→ **Written exercise**: Copy out every line of the data exactly.
—————
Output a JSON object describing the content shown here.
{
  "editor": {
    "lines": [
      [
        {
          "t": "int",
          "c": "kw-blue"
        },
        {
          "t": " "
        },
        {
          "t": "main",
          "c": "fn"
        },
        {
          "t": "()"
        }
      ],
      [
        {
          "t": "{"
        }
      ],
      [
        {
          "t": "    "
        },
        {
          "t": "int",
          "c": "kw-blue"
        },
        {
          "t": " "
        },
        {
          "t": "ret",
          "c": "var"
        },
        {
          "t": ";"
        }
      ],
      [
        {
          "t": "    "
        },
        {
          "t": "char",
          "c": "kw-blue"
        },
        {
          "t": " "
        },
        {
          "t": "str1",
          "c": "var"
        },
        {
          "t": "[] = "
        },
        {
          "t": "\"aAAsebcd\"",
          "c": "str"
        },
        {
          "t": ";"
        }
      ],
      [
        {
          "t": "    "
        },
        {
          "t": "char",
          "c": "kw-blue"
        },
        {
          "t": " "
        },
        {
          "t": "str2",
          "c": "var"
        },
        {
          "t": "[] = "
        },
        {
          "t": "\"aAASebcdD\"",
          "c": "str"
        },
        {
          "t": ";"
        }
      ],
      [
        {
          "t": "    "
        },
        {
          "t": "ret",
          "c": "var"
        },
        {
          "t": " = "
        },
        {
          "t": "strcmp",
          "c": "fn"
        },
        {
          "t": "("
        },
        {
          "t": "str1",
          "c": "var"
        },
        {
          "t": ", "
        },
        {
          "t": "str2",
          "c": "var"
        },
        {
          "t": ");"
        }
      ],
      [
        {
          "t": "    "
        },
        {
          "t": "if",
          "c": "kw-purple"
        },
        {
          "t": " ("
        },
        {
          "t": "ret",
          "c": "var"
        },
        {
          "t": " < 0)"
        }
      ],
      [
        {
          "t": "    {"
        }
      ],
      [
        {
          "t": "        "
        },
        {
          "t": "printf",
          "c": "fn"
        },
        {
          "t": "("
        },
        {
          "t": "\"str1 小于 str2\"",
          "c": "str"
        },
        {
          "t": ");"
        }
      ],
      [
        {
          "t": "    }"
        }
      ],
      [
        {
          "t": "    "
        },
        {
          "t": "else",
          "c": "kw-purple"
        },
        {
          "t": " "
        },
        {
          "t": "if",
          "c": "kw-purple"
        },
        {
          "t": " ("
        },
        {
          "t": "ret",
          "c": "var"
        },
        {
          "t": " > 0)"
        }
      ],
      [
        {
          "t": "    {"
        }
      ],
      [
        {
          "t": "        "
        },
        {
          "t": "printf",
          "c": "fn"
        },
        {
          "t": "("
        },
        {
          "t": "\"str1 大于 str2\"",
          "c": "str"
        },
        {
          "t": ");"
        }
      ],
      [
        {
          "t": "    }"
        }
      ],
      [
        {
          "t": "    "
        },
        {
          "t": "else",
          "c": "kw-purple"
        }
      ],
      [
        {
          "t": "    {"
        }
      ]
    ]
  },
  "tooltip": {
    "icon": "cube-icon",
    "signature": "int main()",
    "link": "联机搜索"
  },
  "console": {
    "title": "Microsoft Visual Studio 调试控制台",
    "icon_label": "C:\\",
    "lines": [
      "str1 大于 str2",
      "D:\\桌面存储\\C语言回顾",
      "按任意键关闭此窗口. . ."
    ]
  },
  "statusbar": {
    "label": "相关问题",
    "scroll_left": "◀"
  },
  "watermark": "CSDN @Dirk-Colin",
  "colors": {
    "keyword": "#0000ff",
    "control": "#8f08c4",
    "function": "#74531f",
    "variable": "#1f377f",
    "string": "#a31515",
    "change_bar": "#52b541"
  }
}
—————
→ **Reply to the task**:
Output a JSON object describing the content shown here.
{
  "editor": {
    "lines": [
      [
        {
          "t": "int",
          "c": "kw-blue"
        },
        {
          "t": " "
        },
        {
          "t": "main",
          "c": "fn"
        },
        {
          "t": "()"
        }
      ],
      [
        {
          "t": "{"
        }
      ],
      [
        {
          "t": "    "
        },
        {
          "t": "int",
          "c": "kw-blue"
        },
        {
          "t": " "
        },
        {
          "t": "ret",
          "c": "var"
        },
        {
          "t": ";"
        }
      ],
      [
        {
          "t": "    "
        },
        {
          "t": "char",
          "c": "kw-blue"
        },
        {
          "t": " "
        },
        {
          "t": "str1",
          "c": "var"
        },
        {
          "t": "[] = "
        },
        {
          "t": "\"aAAsebcd\"",
          "c": "str"
        },
        {
          "t": ";"
        }
      ],
      [
        {
          "t": "    "
        },
        {
          "t": "char",
          "c": "kw-blue"
        },
        {
          "t": " "
        },
        {
          "t": "str2",
          "c": "var"
        },
        {
          "t": "[] = "
        },
        {
          "t": "\"aAASebcdD\"",
          "c": "str"
        },
        {
          "t": ";"
        }
      ],
      [
        {
          "t": "    "
        },
        {
          "t": "ret",
          "c": "var"
        },
        {
          "t": " = "
        },
        {
          "t": "strcmp",
          "c": "fn"
        },
        {
          "t": "("
        },
        {
          "t": "str1",
          "c": "var"
        },
        {
          "t": ", "
        },
        {
          "t": "str2",
          "c": "var"
        },
        {
          "t": ");"
        }
      ],
      [
        {
          "t": "    "
        },
        {
          "t": "if",
          "c": "kw-purple"
        },
        {
          "t": " ("
        },
        {
          "t": "ret",
          "c": "var"
        },
        {
          "t": " < 0)"
        }
      ],
      [
        {
          "t": "    {"
        }
      ],
      [
        {
          "t": "        "
        },
        {
          "t": "printf",
          "c": "fn"
        },
        {
          "t": "("
        },
        {
          "t": "\"str1 小于 str2\"",
          "c": "str"
        },
        {
          "t": ");"
        }
      ],
      [
        {
          "t": "    }"
        }
      ],
      [
        {
          "t": "    "
        },
        {
          "t": "else",
          "c": "kw-purple"
        },
        {
          "t": " "
        },
        {
          "t": "if",
          "c": "kw-purple"
        },
        {
          "t": " ("
        },
        {
          "t": "ret",
          "c": "var"
        },
        {
          "t": " > 0)"
        }
      ],
      [
        {
          "t": "    {"
        }
      ],
      [
        {
          "t": "        "
        },
        {
          "t": "printf",
          "c": "fn"
        },
        {
          "t": "("
        },
        {
          "t": "\"str1 大于 str2\"",
          "c": "str"
        },
        {
          "t": ");"
        }
      ],
      [
        {
          "t": "    }"
        }
      ],
      [
        {
          "t": "    "
        },
        {
          "t": "else",
          "c": "kw-purple"
        }
      ],
      [
        {
          "t": "    {"
        }
      ]
    ]
  },
  "tooltip": {
    "icon": "cube-icon",
    "signature": "int main()",
    "link": "联机搜索"
  },
  "console": {
    "title": "Microsoft Visual Studio 调试控制台",
    "icon_label": "C:\\",
    "lines": [
      "str1 大于 str2",
      "D:\\桌面存储\\C语言回顾",
      "按任意键关闭此窗口. . ."
    ]
  },
  "statusbar": {
    "label": "相关问题",
    "scroll_left": "◀"
  },
  "watermark": "CSDN @Dirk-Colin",
  "colors": {
    "keyword": "#0000ff",
    "control": "#8f08c4",
    "function": "#74531f",
    "variable": "#1f377f",
    "string": "#a31515",
    "change_bar": "#52b541"
  }
}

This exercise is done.